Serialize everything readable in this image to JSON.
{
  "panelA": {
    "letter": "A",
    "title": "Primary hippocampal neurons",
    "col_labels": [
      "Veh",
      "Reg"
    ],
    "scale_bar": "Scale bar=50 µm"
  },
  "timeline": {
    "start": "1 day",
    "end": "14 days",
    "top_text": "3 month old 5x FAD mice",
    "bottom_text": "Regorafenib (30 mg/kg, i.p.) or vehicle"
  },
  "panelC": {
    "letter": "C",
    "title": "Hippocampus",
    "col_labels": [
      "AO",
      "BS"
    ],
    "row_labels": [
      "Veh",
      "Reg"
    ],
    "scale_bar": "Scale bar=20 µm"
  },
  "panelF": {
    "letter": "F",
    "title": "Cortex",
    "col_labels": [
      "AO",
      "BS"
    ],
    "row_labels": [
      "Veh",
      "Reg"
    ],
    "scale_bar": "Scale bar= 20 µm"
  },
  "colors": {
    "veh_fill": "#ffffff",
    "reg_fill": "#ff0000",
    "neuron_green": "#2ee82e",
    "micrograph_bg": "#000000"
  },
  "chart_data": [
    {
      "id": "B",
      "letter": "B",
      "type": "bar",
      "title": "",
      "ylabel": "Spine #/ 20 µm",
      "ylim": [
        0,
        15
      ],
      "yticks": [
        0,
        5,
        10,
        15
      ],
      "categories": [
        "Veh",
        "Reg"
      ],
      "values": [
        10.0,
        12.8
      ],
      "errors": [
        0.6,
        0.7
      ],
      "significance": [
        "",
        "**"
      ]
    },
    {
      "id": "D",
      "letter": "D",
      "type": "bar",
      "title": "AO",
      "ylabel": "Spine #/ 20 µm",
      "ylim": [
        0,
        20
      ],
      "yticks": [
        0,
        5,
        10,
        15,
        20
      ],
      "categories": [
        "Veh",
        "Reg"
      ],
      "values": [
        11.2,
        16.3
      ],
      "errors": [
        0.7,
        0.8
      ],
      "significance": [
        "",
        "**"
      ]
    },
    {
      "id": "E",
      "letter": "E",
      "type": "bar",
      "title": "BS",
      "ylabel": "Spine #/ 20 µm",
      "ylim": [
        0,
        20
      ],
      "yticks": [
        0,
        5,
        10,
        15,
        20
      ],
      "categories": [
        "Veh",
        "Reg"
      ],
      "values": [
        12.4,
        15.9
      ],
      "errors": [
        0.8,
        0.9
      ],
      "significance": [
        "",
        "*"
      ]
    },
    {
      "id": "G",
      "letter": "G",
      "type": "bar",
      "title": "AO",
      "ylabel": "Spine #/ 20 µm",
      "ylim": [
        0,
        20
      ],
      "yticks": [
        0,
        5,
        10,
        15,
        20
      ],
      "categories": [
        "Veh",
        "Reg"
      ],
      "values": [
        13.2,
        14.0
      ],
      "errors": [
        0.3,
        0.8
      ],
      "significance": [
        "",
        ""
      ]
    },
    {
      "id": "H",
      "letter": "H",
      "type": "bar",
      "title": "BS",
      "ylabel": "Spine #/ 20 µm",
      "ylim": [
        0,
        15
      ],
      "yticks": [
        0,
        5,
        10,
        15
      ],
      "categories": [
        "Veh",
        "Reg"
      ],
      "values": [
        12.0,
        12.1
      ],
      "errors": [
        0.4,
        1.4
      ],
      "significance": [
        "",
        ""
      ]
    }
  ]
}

========

Written instruction
The records above should be duplicated in full, exactly as given.

Exercise output
Serialize everything readable in this image to JSON.
{
  "panelA": {
    "letter": "A",
    "title": "Primary hippocampal neurons",
    "col_labels": [
      "Veh",
      "Reg"
    ],
    "scale_bar": "Scale bar=50 µm"
  },
  "timeline": {
    "start": "1 day",
    "end": "14 days",
    "top_text": "3 month old 5x FAD mice",
    "bottom_text": "Regorafenib (30 mg/kg, i.p.) or vehicle"
  },
  "panelC": {
    "letter": "C",
    "title": "Hippocampus",
    "col_labels": [
      "AO",
      "BS"
    ],
    "row_labels": [
      "Veh",
      "Reg"
    ],
    "scale_bar": "Scale bar=20 µm"
  },
  "panelF": {
    "letter": "F",
    "title": "Cortex",
    "col_labels": [
      "AO",
      "BS"
    ],
    "row_labels": [
      "Veh",
      "Reg"
    ],
    "scale_bar": "Scale bar= 20 µm"
  },
  "colors": {
    "veh_fill": "#ffffff",
    "reg_fill": "#ff0000",
    "neuron_green": "#2ee82e",
    "micrograph_bg": "#000000"
  },
  "chart_data": [
    {
      "id": "B",
      "letter": "B",
      "type": "bar",
      "title": "",
      "ylabel": "Spine #/ 20 µm",
      "ylim": [
        0,
        15
      ],
      "yticks": [
        0,
        5,
        10,
        15
      ],
      "categories": [
        "Veh",
        "Reg"
      ],
      "values": [
        10.0,
        12.8
      ],
      "errors": [
        0.6,
        0.7
      ],
      "significance": [
        "",
        "**"
      ]
    },
    {
      "id": "D",
      "letter": "D",
      "type": "bar",
      "title": "AO",
      "ylabel": "Spine #/ 20 µm",
      "ylim": [
        0,
        20
      ],
      "yticks": [
        0,
        5,
        10,
        15,
        20
      ],
      "categories": [
        "Veh",
        "Reg"
      ],
      "values": [
        11.2,
        16.3
      ],
      "errors": [
        0.7,
        0.8
      ],
      "significance": [
        "",
        "**"
      ]
    },
    {
      "id": "E",
      "letter": "E",
      "type": "bar",
      "title": "BS",
      "ylabel": "Spine #/ 20 µm",
      "ylim": [
        0,
        20
      ],
      "yticks": [
        0,
        5,
        10,
        15,
        20
      ],
      "categories": [
        "Veh",
        "Reg"
      ],
      "values": [
        12.4,
        15.9
      ],
      "errors": [
        0.8,
        0.9
      ],
      "significance": [
        "",
        "*"
      ]
    },
    {
      "id": "G",
      "letter": "G",
      "type": "bar",
      "title": "AO",
      "ylabel": "Spine #/ 20 µm",
      "ylim": [
        0,
        20
      ],
      "yticks": [
        0,
        5,
        10,
        15,
        20
      ],
      "categories": [
        "Veh",
        "Reg"
      ],
      "values": [
        13.2,
        14.0
      ],
      "errors": [
        0.3,
        0.8
      ],
      "significance": [
        "",
        ""
      ]
    },
    {
      "id": "H",
      "letter": "H",
      "type": "bar",
      "title": "BS",
      "ylabel": "Spine #/ 20 µm",
      "ylim": [
        0,
        15
      ],
      "yticks": [
        0,
        5,
        10,
        15
      ],
      "categories": [
        "Veh",
        "Reg"
      ],
      "values": [
        12.0,
        12.1
      ],
      "errors": [
        0.4,
        1.4
      ],
      "significance": [
        "",
        ""
      ]
    }
  ]
}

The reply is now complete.